===== Information provided =====

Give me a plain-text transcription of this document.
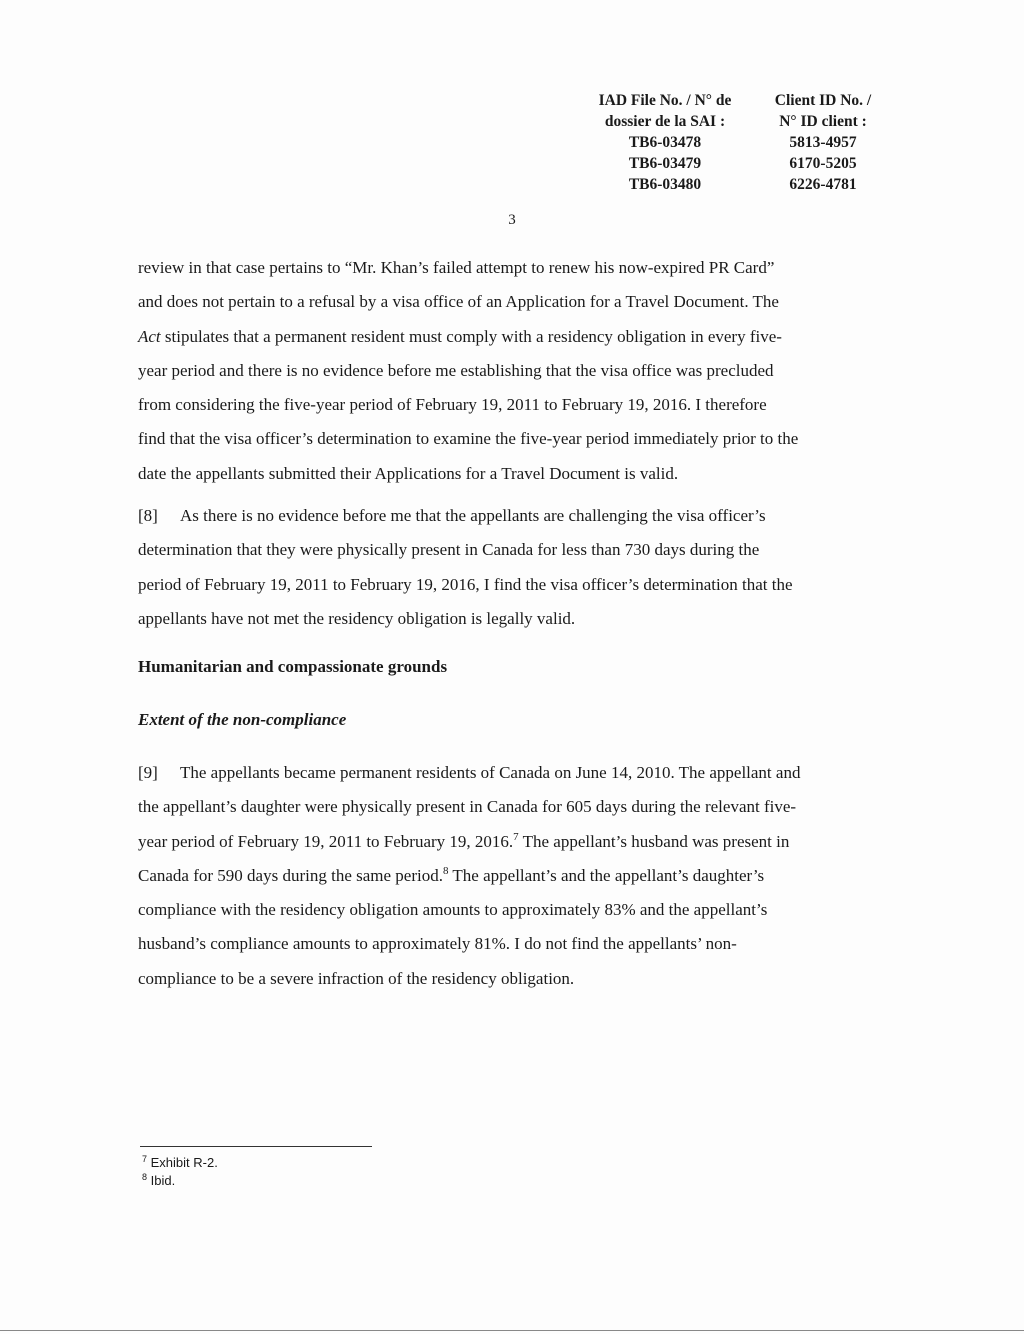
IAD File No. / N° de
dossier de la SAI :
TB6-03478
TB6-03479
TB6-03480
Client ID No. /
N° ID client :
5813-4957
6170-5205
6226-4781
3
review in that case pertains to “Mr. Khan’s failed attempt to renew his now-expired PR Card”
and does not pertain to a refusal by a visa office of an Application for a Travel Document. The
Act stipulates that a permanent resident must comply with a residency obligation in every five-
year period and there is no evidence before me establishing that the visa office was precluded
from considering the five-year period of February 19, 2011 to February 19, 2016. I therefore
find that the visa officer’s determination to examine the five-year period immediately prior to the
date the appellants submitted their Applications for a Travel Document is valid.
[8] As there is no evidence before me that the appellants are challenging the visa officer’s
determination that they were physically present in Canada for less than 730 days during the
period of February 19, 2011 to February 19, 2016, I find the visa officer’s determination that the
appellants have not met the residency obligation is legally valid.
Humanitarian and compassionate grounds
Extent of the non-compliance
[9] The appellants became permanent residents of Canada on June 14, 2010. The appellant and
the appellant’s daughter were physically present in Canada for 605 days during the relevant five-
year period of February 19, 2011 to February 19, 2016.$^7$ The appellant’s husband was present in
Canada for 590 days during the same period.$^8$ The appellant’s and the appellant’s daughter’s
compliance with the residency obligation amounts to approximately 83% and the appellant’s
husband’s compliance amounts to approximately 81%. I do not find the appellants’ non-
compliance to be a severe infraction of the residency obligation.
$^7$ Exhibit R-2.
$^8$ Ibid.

=====

Reproduce the data verbatim. Do not carry any picture into the copy.

Give me a plain-text transcription of this document.
IAD File No. / N° de
dossier de la SAI :
TB6-03478
TB6-03479
TB6-03480
Client ID No. /
N° ID client :
5813-4957
6170-5205
6226-4781
3
review in that case pertains to “Mr. Khan’s failed attempt to renew his now-expired PR Card”
and does not pertain to a refusal by a visa office of an Application for a Travel Document. The
Act stipulates that a permanent resident must comply with a residency obligation in every five-
year period and there is no evidence before me establishing that the visa office was precluded
from considering the five-year period of February 19, 2011 to February 19, 2016. I therefore
find that the visa officer’s determination to examine the five-year period immediately prior to the
date the appellants submitted their Applications for a Travel Document is valid.
[8] As there is no evidence before me that the appellants are challenging the visa officer’s
determination that they were physically present in Canada for less than 730 days during the
period of February 19, 2011 to February 19, 2016, I find the visa officer’s determination that the
appellants have not met the residency obligation is legally valid.
Humanitarian and compassionate grounds
Extent of the non-compliance
[9] The appellants became permanent residents of Canada on June 14, 2010. The appellant and
the appellant’s daughter were physically present in Canada for 605 days during the relevant five-
year period of February 19, 2011 to February 19, 2016.$^7$ The appellant’s husband was present in
Canada for 590 days during the same period.$^8$ The appellant’s and the appellant’s daughter’s
compliance with the residency obligation amounts to approximately 83% and the appellant’s
husband’s compliance amounts to approximately 81%. I do not find the appellants’ non-
compliance to be a severe infraction of the residency obligation.
$^7$ Exhibit R-2.
$^8$ Ibid.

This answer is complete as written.